• [Directions for this task]: Pick out all lines in the listing holding the string "ticketing" and copy them.

- - - - - - -

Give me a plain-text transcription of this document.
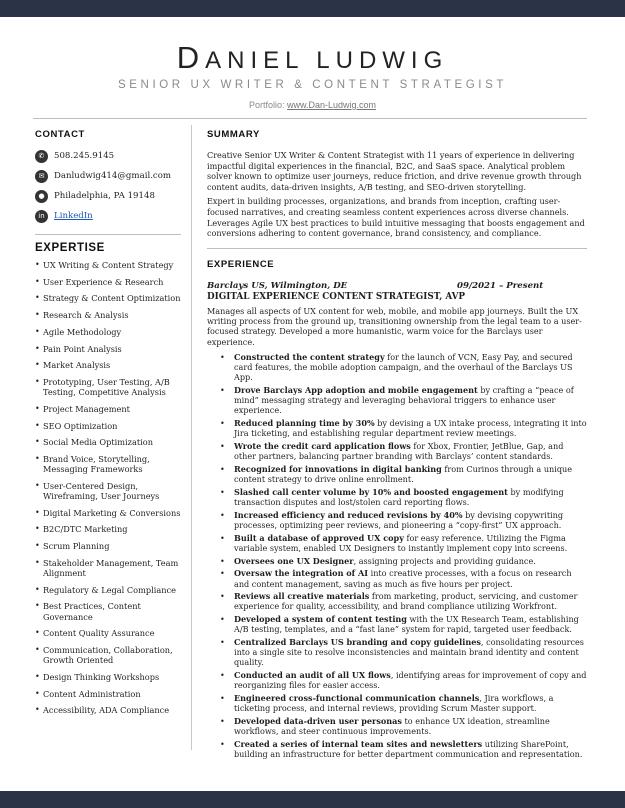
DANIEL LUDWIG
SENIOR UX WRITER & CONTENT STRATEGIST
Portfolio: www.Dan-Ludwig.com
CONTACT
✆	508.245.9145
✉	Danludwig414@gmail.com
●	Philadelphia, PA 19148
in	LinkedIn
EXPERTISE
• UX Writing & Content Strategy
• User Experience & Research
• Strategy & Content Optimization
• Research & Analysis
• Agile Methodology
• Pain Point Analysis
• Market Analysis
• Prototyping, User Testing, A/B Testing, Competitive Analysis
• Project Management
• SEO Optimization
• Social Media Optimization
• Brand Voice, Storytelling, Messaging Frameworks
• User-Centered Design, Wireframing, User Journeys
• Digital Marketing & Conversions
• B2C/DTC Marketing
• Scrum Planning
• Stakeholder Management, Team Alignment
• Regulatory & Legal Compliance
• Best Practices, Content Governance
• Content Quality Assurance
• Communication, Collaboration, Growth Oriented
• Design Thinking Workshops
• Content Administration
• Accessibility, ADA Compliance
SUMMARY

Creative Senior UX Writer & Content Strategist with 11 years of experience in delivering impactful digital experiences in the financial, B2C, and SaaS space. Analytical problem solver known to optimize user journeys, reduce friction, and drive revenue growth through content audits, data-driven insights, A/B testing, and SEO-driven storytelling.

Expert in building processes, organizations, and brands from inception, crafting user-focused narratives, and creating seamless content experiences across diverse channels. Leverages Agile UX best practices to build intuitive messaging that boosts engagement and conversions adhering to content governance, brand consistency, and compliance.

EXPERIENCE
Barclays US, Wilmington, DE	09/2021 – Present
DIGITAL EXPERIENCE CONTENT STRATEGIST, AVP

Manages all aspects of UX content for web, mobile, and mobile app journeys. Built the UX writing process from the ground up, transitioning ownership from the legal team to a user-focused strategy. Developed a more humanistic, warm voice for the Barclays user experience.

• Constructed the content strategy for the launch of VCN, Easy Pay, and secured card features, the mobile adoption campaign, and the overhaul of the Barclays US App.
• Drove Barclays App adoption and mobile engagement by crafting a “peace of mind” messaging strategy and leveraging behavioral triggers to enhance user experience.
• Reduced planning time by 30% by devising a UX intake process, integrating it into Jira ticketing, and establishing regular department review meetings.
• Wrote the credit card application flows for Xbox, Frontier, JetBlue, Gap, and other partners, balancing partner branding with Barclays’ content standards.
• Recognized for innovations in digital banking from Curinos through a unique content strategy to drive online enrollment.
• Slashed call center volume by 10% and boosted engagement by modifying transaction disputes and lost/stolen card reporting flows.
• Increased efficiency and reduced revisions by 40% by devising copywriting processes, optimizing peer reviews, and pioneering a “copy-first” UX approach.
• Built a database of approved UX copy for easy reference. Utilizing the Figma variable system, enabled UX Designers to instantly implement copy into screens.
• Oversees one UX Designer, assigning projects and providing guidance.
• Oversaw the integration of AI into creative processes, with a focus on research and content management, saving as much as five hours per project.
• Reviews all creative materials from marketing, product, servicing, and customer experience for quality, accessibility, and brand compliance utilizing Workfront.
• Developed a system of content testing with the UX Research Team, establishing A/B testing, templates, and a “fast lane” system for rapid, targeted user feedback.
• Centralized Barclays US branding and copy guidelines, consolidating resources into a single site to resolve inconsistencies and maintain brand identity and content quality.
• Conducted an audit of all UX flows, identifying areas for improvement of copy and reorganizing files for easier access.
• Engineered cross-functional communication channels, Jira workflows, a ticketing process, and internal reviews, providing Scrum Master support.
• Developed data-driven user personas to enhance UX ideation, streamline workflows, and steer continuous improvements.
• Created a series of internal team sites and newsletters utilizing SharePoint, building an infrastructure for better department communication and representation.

- - - - - - -

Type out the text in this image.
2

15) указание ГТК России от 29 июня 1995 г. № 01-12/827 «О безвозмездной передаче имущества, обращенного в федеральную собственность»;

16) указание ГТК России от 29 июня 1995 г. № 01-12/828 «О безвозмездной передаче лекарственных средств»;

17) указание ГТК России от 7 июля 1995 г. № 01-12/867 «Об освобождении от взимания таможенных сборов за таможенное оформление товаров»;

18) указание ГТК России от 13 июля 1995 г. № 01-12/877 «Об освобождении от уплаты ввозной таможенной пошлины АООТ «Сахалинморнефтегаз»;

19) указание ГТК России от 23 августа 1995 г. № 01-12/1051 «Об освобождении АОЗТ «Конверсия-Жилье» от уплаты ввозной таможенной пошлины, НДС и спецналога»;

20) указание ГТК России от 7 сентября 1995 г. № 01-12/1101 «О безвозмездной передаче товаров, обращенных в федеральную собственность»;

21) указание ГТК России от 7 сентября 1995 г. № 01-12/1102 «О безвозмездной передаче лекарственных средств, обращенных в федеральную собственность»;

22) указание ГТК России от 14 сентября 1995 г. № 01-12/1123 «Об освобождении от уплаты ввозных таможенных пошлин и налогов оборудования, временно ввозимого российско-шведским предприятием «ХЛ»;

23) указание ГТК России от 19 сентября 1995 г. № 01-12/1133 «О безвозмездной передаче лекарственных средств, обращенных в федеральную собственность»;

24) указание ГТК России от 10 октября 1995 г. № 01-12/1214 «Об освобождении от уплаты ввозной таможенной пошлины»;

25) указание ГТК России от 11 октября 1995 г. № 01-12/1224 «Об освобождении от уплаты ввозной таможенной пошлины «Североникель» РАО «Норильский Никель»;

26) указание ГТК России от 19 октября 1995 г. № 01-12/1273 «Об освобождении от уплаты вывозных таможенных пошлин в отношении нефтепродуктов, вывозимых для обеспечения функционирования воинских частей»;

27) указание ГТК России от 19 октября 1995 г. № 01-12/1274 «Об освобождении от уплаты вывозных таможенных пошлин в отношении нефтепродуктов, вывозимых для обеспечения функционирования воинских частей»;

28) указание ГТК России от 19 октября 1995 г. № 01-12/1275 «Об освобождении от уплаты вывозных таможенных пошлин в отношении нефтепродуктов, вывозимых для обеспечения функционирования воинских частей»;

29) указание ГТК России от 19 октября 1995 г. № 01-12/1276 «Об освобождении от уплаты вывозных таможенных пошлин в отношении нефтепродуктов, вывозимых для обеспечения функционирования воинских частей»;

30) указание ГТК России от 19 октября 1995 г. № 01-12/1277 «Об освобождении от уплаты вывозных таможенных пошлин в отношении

- - - - - - -

• [Task answer]:
• Reduced planning time by 30% by devising a UX intake process, integrating it into Jira ticketing, and establishing regular department review meetings.
• Engineered cross-functional communication channels, Jira workflows, a ticketing process, and internal reviews, providing Scrum Master support.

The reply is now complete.